> _Directions_: Write out all lines holding the word "this".

> _Given data_:
======

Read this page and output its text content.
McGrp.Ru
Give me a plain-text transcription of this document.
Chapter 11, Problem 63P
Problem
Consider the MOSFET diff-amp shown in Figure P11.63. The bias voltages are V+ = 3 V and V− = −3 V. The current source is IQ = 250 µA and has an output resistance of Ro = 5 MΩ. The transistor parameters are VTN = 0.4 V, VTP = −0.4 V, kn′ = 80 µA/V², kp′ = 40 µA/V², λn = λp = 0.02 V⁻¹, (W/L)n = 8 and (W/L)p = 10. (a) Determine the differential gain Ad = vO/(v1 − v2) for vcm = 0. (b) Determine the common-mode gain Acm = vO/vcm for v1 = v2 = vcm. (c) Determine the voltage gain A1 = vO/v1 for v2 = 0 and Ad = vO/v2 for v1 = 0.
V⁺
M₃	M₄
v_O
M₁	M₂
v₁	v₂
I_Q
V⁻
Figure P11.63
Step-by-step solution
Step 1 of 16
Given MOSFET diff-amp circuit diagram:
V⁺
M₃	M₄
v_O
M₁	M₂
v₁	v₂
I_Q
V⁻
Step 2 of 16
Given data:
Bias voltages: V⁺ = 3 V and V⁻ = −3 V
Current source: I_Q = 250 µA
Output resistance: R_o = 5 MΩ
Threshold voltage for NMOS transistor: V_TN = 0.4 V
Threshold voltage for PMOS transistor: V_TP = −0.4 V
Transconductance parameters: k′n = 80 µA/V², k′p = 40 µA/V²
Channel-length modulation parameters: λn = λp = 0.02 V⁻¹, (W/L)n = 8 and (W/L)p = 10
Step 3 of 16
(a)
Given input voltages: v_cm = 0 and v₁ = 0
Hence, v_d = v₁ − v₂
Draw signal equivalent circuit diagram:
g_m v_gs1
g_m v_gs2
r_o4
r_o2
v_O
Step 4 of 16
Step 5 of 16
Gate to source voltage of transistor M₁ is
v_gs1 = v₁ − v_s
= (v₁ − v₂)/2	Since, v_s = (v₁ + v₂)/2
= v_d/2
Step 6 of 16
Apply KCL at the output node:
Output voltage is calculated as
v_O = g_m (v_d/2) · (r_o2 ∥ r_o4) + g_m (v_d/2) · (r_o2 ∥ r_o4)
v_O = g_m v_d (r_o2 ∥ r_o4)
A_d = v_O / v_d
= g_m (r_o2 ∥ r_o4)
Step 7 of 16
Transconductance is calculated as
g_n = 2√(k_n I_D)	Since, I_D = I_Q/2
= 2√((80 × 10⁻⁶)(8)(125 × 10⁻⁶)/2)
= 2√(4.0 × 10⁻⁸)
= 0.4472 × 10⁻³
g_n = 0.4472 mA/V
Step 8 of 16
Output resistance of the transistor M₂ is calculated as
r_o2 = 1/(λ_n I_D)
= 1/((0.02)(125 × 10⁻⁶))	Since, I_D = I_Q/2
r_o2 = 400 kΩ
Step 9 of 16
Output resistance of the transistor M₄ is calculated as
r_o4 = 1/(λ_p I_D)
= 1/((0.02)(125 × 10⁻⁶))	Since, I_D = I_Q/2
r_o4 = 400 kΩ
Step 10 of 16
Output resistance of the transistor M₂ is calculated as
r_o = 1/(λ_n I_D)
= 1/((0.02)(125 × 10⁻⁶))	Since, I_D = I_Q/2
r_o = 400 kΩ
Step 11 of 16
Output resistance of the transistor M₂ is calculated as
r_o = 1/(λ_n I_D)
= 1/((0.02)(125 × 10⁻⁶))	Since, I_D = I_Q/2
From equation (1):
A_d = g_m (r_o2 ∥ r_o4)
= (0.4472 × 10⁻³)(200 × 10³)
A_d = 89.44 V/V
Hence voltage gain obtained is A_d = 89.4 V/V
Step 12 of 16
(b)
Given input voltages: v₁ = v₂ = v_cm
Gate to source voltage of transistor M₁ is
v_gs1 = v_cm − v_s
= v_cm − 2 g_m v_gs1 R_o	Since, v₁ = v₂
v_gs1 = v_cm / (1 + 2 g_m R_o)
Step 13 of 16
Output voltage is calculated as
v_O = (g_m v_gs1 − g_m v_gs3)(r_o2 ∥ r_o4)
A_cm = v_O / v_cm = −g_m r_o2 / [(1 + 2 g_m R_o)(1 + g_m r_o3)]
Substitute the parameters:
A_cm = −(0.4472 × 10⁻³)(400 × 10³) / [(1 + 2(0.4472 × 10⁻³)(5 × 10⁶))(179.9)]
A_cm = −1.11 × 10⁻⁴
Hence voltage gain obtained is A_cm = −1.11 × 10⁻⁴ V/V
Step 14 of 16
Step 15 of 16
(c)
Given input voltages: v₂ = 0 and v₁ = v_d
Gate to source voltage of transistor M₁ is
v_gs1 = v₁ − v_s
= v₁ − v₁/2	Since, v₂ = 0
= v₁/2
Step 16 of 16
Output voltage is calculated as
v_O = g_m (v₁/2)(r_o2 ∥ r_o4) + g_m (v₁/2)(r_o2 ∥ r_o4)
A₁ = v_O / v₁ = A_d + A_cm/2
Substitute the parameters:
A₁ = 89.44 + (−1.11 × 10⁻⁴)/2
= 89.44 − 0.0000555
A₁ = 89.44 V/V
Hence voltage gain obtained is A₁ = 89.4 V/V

======

> _Full solution_:
Read this page and output its text content.
Give me a plain-text transcription of this document.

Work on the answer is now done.